-- start of Records --

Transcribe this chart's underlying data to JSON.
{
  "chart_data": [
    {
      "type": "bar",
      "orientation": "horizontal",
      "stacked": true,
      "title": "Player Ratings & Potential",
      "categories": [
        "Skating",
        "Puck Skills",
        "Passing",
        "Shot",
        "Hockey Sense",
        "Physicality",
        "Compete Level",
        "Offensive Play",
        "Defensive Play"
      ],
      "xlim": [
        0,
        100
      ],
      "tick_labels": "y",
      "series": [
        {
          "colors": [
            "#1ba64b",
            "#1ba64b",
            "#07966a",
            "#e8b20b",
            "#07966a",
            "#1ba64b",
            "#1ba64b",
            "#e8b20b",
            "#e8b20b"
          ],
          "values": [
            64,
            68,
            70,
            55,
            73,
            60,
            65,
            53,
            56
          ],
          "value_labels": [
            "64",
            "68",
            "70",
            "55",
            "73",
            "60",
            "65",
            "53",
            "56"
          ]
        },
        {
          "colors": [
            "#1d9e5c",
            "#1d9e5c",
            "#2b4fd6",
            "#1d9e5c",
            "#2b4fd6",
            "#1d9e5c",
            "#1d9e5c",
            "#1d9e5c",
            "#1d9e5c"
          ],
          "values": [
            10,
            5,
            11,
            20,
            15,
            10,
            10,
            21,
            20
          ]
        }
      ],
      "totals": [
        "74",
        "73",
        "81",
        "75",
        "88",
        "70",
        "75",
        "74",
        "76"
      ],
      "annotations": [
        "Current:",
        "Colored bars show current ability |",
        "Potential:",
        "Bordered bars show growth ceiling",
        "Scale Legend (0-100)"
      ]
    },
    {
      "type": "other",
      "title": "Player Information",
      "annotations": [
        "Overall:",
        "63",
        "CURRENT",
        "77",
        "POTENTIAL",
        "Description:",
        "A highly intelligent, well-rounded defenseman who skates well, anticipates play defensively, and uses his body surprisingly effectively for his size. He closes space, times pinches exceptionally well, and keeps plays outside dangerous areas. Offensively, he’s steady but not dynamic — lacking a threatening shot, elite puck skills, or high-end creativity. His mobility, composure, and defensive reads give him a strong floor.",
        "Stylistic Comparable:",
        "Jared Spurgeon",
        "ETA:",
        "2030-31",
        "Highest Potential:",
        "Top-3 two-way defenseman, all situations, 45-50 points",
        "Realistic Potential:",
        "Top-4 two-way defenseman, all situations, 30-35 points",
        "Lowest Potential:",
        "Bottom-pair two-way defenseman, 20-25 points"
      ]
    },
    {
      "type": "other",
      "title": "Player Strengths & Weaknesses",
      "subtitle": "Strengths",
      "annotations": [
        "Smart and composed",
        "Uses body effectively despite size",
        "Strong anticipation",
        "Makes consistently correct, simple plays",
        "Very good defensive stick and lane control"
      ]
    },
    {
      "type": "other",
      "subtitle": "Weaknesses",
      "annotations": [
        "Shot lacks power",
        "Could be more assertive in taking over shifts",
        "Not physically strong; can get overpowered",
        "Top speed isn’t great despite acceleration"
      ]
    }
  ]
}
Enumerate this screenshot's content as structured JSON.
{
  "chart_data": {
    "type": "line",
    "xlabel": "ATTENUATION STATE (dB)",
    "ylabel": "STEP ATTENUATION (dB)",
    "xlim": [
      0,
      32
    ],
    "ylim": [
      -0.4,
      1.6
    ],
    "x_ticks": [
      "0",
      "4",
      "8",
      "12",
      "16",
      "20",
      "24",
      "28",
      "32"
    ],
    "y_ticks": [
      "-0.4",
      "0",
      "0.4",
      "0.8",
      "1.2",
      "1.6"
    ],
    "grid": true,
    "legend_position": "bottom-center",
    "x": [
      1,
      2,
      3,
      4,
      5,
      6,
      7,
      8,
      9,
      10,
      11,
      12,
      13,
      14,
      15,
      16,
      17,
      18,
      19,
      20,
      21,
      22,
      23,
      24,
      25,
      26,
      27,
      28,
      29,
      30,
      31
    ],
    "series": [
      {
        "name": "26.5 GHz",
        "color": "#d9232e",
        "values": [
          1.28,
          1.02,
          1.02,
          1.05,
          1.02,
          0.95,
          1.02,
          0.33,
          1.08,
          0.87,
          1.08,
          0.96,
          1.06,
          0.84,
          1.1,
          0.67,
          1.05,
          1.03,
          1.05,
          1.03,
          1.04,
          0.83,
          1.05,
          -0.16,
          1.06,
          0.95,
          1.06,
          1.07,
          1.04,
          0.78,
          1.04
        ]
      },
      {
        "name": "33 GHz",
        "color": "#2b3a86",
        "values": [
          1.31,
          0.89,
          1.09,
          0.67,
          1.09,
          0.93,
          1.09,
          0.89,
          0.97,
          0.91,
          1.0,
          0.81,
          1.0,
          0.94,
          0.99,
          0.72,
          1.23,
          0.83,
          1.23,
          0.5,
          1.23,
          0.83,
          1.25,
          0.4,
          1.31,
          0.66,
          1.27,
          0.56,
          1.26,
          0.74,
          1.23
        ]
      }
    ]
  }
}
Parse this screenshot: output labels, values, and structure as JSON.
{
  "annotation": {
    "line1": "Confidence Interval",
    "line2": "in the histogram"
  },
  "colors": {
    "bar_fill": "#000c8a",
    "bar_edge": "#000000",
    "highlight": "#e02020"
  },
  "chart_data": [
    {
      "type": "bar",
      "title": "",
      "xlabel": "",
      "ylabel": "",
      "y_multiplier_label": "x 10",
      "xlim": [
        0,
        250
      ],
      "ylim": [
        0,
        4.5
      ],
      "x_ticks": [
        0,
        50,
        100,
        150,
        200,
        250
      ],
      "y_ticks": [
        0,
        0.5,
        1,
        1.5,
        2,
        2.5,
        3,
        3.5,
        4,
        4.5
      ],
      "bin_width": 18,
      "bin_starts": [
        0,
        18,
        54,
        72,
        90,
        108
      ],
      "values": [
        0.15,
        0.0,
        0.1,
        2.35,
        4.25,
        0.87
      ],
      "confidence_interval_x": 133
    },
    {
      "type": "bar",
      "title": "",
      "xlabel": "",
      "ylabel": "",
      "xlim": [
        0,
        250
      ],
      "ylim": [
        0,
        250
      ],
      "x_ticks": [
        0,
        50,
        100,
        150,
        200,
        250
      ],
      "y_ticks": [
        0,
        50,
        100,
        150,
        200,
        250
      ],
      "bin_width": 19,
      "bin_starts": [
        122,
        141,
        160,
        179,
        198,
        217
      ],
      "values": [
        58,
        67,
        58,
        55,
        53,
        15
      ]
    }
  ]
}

-- end of Records --

## Written task
Copy out the full listing exactly.

## Solution to the problem
Transcribe this chart's underlying data to JSON.
{
  "chart_data": [
    {
      "type": "bar",
      "orientation": "horizontal",
      "stacked": true,
      "title": "Player Ratings & Potential",
      "categories": [
        "Skating",
        "Puck Skills",
        "Passing",
        "Shot",
        "Hockey Sense",
        "Physicality",
        "Compete Level",
        "Offensive Play",
        "Defensive Play"
      ],
      "xlim": [
        0,
        100
      ],
      "tick_labels": "y",
      "series": [
        {
          "colors": [
            "#1ba64b",
            "#1ba64b",
            "#07966a",
            "#e8b20b",
            "#07966a",
            "#1ba64b",
            "#1ba64b",
            "#e8b20b",
            "#e8b20b"
          ],
          "values": [
            64,
            68,
            70,
            55,
            73,
            60,
            65,
            53,
            56
          ],
          "value_labels": [
            "64",
            "68",
            "70",
            "55",
            "73",
            "60",
            "65",
            "53",
            "56"
          ]
        },
        {
          "colors": [
            "#1d9e5c",
            "#1d9e5c",
            "#2b4fd6",
            "#1d9e5c",
            "#2b4fd6",
            "#1d9e5c",
            "#1d9e5c",
            "#1d9e5c",
            "#1d9e5c"
          ],
          "values": [
            10,
            5,
            11,
            20,
            15,
            10,
            10,
            21,
            20
          ]
        }
      ],
      "totals": [
        "74",
        "73",
        "81",
        "75",
        "88",
        "70",
        "75",
        "74",
        "76"
      ],
      "annotations": [
        "Current:",
        "Colored bars show current ability |",
        "Potential:",
        "Bordered bars show growth ceiling",
        "Scale Legend (0-100)"
      ]
    },
    {
      "type": "other",
      "title": "Player Information",
      "annotations": [
        "Overall:",
        "63",
        "CURRENT",
        "77",
        "POTENTIAL",
        "Description:",
        "A highly intelligent, well-rounded defenseman who skates well, anticipates play defensively, and uses his body surprisingly effectively for his size. He closes space, times pinches exceptionally well, and keeps plays outside dangerous areas. Offensively, he’s steady but not dynamic — lacking a threatening shot, elite puck skills, or high-end creativity. His mobility, composure, and defensive reads give him a strong floor.",
        "Stylistic Comparable:",
        "Jared Spurgeon",
        "ETA:",
        "2030-31",
        "Highest Potential:",
        "Top-3 two-way defenseman, all situations, 45-50 points",
        "Realistic Potential:",
        "Top-4 two-way defenseman, all situations, 30-35 points",
        "Lowest Potential:",
        "Bottom-pair two-way defenseman, 20-25 points"
      ]
    },
    {
      "type": "other",
      "title": "Player Strengths & Weaknesses",
      "subtitle": "Strengths",
      "annotations": [
        "Smart and composed",
        "Uses body effectively despite size",
        "Strong anticipation",
        "Makes consistently correct, simple plays",
        "Very good defensive stick and lane control"
      ]
    },
    {
      "type": "other",
      "subtitle": "Weaknesses",
      "annotations": [
        "Shot lacks power",
        "Could be more assertive in taking over shifts",
        "Not physically strong; can get overpowered",
        "Top speed isn’t great despite acceleration"
      ]
    }
  ]
}
Enumerate this screenshot's content as structured JSON.
{
  "chart_data": {
    "type": "line",
    "xlabel": "ATTENUATION STATE (dB)",
    "ylabel": "STEP ATTENUATION (dB)",
    "xlim": [
      0,
      32
    ],
    "ylim": [
      -0.4,
      1.6
    ],
    "x_ticks": [
      "0",
      "4",
      "8",
      "12",
      "16",
      "20",
      "24",
      "28",
      "32"
    ],
    "y_ticks": [
      "-0.4",
      "0",
      "0.4",
      "0.8",
      "1.2",
      "1.6"
    ],
    "grid": true,
    "legend_position": "bottom-center",
    "x": [
      1,
      2,
      3,
      4,
      5,
      6,
      7,
      8,
      9,
      10,
      11,
      12,
      13,
      14,
      15,
      16,
      17,
      18,
      19,
      20,
      21,
      22,
      23,
      24,
      25,
      26,
      27,
      28,
      29,
      30,
      31
    ],
    "series": [
      {
        "name": "26.5 GHz",
        "color": "#d9232e",
        "values": [
          1.28,
          1.02,
          1.02,
          1.05,
          1.02,
          0.95,
          1.02,
          0.33,
          1.08,
          0.87,
          1.08,
          0.96,
          1.06,
          0.84,
          1.1,
          0.67,
          1.05,
          1.03,
          1.05,
          1.03,
          1.04,
          0.83,
          1.05,
          -0.16,
          1.06,
          0.95,
          1.06,
          1.07,
          1.04,
          0.78,
          1.04
        ]
      },
      {
        "name": "33 GHz",
        "color": "#2b3a86",
        "values": [
          1.31,
          0.89,
          1.09,
          0.67,
          1.09,
          0.93,
          1.09,
          0.89,
          0.97,
          0.91,
          1.0,
          0.81,
          1.0,
          0.94,
          0.99,
          0.72,
          1.23,
          0.83,
          1.23,
          0.5,
          1.23,
          0.83,
          1.25,
          0.4,
          1.31,
          0.66,
          1.27,
          0.56,
          1.26,
          0.74,
          1.23
        ]
      }
    ]
  }
}
Parse this screenshot: output labels, values, and structure as JSON.
{
  "annotation": {
    "line1": "Confidence Interval",
    "line2": "in the histogram"
  },
  "colors": {
    "bar_fill": "#000c8a",
    "bar_edge": "#000000",
    "highlight": "#e02020"
  },
  "chart_data": [
    {
      "type": "bar",
      "title": "",
      "xlabel": "",
      "ylabel": "",
      "y_multiplier_label": "x 10",
      "xlim": [
        0,
        250
      ],
      "ylim": [
        0,
        4.5
      ],
      "x_ticks": [
        0,
        50,
        100,
        150,
        200,
        250
      ],
      "y_ticks": [
        0,
        0.5,
        1,
        1.5,
        2,
        2.5,
        3,
        3.5,
        4,
        4.5
      ],
      "bin_width": 18,
      "bin_starts": [
        0,
        18,
        54,
        72,
        90,
        108
      ],
      "values": [
        0.15,
        0.0,
        0.1,
        2.35,
        4.25,
        0.87
      ],
      "confidence_interval_x": 133
    },
    {
      "type": "bar",
      "title": "",
      "xlabel": "",
      "ylabel": "",
      "xlim": [
        0,
        250
      ],
      "ylim": [
        0,
        250
      ],
      "x_ticks": [
        0,
        50,
        100,
        150,
        200,
        250
      ],
      "y_ticks": [
        0,
        50,
        100,
        150,
        200,
        250
      ],
      "bin_width": 19,
      "bin_starts": [
        122,
        141,
        160,
        179,
        198,
        217
      ],
      "values": [
        58,
        67,
        58,
        55,
        53,
        15
      ]
    }
  ]
}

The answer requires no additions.